Source document Start Marker

Seagrass regeneration projects in the UK are helping to combat the climate crisis. Here's how
Seagrass could play a major role in tackling the climate crisis. Image: Unsplash/Benjamin L. Jones
This article was first published on 31 August 2020 and updated on 21 July 2023.
- Seagrass covers just 0.2% of the seabed but accounts for 10% of the ocean’s capacity to store carbon.
- Projects in the UK are working to regenerate the country's decimated seagrass meadows.
- The World Economic Forum’s Ocean Action Agenda calls for urgent action to reverse the decline in ocean health to help combat the climate crisis.
Its waving fronds carpet the seafloor and shelter thousands of sea creatures. But seagrass is more than a haven for marine wildlife – researchers say it could play a major role in tackling the climate crisis.
Seagrass covers just 0.2% of the seabed, yet it accounts for 10% of the ocean’s capacity to store carbon, according to the United Nations Environment Programme. It can capture carbon from the atmosphere 35 times faster than rainforests.
But around the globe, seagrass meadows have declined, and projects like Seagrass Ocean Rescue are working to reverse the trend. The scheme, in conjunction with Project Seagrass, Swansea University and WWF, is seeding coastal waters around the UK to create new seagrass beds.
The UK is regenerating its seagrass
The UK has lost 90% of the seagrass in its coastal waters and estuaries, according to the project. Since 2019, it's been working "to restore some of what we have lost", including an ongoing reseeding programme in Wales.

Source document End Marker
Dataset extract Start Marker

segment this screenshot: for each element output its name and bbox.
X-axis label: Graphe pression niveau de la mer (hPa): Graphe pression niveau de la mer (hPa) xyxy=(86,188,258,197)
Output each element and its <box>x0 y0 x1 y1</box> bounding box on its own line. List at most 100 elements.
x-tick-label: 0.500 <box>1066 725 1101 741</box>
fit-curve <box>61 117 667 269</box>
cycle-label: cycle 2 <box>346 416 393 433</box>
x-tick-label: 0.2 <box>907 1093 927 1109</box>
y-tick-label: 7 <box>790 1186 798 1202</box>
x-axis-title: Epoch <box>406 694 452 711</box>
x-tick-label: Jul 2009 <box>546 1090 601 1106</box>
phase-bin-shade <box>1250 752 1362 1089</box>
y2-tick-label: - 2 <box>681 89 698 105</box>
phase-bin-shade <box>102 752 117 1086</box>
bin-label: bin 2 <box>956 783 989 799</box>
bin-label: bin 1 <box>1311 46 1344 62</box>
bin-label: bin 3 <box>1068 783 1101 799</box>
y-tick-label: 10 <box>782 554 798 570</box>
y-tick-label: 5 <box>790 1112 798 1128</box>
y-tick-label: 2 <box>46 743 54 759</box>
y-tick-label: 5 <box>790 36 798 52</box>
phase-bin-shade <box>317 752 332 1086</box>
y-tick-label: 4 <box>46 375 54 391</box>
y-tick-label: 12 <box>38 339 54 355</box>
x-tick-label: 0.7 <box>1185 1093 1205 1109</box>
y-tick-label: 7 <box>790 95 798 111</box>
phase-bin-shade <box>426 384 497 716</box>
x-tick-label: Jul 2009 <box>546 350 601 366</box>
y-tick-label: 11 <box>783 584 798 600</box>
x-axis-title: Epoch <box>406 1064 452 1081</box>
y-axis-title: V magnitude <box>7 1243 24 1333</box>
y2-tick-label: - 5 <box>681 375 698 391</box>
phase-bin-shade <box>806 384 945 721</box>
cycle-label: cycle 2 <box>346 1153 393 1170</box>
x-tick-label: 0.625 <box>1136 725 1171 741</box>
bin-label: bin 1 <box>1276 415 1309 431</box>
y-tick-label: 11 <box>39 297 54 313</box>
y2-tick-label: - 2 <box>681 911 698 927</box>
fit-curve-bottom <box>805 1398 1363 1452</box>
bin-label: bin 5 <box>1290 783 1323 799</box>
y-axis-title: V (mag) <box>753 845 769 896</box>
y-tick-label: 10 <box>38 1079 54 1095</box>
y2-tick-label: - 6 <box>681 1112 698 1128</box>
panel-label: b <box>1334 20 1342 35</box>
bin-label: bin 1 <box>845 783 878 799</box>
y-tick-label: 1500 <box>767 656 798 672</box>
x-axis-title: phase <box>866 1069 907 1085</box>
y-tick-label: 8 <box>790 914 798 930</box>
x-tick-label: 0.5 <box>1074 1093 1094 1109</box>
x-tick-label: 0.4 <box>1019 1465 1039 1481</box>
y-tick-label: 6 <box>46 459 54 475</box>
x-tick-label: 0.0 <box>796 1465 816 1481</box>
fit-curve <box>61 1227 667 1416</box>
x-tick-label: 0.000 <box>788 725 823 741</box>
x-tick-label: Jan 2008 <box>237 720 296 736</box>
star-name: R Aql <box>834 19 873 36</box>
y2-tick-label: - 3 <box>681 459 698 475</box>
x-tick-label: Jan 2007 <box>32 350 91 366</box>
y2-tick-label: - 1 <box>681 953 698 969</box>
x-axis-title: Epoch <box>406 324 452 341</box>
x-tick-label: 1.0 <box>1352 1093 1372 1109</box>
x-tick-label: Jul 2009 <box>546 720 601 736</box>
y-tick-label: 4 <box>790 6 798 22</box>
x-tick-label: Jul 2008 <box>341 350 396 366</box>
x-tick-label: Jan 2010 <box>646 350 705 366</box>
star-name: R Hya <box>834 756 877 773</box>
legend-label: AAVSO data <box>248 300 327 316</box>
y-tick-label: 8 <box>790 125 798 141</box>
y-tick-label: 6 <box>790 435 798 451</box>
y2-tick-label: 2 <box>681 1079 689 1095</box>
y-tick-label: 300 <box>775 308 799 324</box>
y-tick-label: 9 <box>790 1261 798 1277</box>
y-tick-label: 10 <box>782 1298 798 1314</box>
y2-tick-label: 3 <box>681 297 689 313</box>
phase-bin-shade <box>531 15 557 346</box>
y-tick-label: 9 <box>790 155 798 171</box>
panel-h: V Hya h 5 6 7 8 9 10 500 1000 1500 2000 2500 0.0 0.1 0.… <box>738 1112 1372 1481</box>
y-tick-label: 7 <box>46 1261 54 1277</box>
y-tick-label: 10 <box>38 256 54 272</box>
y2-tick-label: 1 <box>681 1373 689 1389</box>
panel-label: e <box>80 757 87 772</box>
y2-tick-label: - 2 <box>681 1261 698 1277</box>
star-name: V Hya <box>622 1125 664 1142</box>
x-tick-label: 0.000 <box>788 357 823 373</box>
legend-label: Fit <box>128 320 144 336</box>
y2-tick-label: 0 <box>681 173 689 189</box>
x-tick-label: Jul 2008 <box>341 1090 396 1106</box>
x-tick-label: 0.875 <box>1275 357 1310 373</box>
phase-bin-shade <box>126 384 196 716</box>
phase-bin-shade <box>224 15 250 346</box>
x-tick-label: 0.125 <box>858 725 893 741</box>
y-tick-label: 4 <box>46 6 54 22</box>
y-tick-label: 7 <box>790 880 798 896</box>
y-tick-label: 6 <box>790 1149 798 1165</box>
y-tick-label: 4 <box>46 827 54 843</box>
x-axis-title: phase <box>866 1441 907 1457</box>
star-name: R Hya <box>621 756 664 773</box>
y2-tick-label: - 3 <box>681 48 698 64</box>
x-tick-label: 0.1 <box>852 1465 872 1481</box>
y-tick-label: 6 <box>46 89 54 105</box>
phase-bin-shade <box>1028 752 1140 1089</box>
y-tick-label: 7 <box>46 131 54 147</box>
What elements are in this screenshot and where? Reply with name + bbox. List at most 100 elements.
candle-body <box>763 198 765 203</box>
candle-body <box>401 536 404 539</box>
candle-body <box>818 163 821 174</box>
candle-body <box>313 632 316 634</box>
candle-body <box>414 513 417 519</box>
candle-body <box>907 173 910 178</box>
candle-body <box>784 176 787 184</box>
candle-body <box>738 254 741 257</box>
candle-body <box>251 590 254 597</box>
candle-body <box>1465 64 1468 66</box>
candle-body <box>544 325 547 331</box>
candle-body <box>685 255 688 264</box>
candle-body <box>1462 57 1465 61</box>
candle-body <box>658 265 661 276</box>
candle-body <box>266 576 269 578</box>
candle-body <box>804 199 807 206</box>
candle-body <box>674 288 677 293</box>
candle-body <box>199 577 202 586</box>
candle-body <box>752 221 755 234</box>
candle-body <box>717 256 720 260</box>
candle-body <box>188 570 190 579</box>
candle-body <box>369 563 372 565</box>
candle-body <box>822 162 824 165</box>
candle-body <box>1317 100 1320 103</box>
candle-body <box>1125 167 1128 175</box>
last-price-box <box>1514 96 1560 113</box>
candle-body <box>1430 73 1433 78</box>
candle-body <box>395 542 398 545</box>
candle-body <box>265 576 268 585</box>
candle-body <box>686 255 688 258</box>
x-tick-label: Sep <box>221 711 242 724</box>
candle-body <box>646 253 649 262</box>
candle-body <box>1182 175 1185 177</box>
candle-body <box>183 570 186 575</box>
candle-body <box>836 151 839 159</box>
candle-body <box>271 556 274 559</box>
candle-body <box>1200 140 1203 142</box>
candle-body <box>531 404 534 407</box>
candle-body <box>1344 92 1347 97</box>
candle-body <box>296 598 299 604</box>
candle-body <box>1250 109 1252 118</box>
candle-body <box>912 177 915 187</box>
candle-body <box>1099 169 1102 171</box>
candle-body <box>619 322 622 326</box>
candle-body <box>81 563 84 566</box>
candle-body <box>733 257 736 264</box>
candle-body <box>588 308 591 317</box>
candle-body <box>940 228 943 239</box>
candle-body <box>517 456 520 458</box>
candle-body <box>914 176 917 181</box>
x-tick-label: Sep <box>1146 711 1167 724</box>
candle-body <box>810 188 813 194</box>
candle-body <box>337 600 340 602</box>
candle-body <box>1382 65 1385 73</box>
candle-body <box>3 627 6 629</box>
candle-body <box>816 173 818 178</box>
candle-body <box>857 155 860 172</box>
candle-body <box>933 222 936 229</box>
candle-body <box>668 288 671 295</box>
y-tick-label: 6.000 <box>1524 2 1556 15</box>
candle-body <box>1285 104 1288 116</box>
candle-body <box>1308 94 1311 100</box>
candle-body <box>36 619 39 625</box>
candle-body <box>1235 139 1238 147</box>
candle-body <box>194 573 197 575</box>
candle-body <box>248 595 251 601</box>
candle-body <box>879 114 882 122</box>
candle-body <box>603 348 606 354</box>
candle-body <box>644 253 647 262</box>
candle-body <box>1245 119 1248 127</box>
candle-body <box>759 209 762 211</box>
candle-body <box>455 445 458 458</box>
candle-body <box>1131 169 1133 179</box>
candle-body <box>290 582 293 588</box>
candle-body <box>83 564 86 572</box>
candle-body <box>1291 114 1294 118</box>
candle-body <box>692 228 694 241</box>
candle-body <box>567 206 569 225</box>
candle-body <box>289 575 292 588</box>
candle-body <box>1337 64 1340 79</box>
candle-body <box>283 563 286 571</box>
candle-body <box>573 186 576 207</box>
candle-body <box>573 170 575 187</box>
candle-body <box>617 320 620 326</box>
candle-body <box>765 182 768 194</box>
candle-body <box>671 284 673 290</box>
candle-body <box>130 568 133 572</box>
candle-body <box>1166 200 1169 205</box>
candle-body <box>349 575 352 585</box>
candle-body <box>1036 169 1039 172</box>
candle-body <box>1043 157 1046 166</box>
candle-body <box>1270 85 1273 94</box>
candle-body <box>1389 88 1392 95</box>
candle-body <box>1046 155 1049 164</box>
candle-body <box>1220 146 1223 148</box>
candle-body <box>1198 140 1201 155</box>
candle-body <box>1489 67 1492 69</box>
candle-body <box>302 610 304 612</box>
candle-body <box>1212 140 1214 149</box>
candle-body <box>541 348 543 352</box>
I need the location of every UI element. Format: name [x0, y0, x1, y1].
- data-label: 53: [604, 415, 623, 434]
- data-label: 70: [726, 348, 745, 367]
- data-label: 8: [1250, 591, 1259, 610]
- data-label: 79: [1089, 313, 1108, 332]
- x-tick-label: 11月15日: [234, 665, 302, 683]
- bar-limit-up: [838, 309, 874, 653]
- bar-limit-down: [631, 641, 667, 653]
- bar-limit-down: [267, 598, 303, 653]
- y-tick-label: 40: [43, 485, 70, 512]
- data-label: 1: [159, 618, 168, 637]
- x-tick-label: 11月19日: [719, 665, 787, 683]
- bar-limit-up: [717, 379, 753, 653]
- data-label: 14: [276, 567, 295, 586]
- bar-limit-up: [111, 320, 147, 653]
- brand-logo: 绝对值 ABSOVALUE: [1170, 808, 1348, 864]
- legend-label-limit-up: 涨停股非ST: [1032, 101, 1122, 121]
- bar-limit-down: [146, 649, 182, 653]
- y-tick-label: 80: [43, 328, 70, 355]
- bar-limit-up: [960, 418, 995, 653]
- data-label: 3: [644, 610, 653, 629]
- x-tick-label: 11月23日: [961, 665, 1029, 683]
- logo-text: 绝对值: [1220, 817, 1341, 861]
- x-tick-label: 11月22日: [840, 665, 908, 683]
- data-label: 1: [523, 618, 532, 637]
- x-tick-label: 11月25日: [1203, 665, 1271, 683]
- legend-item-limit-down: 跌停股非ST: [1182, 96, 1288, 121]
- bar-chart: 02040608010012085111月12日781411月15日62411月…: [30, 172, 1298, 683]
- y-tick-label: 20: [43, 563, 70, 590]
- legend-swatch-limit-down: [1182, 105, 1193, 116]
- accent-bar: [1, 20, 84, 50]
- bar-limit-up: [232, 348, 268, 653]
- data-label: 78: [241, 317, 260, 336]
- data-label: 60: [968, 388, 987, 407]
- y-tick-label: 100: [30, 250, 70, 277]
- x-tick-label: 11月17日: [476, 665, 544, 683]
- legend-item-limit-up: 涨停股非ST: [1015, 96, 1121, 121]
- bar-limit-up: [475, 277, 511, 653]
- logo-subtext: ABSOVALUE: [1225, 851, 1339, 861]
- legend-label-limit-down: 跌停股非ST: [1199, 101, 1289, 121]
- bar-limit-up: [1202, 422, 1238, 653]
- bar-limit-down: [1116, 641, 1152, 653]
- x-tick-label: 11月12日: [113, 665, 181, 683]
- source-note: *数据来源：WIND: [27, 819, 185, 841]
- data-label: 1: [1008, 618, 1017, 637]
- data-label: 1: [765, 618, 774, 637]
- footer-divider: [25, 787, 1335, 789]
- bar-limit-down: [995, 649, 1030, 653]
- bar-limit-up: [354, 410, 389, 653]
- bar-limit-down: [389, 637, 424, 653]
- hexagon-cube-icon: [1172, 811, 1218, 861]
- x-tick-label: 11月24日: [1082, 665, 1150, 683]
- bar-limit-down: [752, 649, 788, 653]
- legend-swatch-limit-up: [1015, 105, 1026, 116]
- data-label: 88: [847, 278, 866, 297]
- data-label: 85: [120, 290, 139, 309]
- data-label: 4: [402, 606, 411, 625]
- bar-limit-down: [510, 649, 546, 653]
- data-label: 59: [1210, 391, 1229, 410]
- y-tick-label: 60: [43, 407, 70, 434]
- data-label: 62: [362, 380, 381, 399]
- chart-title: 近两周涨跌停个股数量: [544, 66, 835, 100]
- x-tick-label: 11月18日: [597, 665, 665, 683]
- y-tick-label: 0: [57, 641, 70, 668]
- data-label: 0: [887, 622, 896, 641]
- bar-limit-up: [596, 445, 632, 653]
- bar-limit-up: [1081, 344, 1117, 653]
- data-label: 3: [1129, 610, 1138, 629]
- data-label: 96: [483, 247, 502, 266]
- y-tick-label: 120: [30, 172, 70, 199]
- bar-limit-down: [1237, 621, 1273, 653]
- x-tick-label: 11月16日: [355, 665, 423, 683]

Dataset extract End Marker

Exercise set>
1. Answer from the seagrass article:
(a) What share of the seabed does seagrass cover?
(b) How many times faster than rainforests can seagrass capture carbon from the atmosphere?
(c) What percentage of the seagrass in its coastal waters and estuaries has the UK lost?
2. Print the seagrass article's text, everything from "Its waving fronds" down to "new seagrass beds.".
The data is separate material, unrelated to the seagrass article.

Exercise solutions>
1.
(a) 0.2%
(b) 35 times
(c) 90%

2.
Its waving fronds carpet the seafloor and shelter thousands of sea creatures. But seagrass is more than a haven for marine wildlife – researchers say it could play a major role in tackling the climate crisis.
Seagrass covers just 0.2% of the seabed, yet it accounts for 10% of the ocean’s capacity to store carbon, according to the United Nations Environment Programme. It can capture carbon from the atmosphere 35 times faster than rainforests.
But around the globe, seagrass meadows have declined, and projects like Seagrass Ocean Rescue are working to reverse the trend. The scheme, in conjunction with Project Seagrass, Swansea University and WWF, is seeding coastal waters around the UK to create new seagrass beds.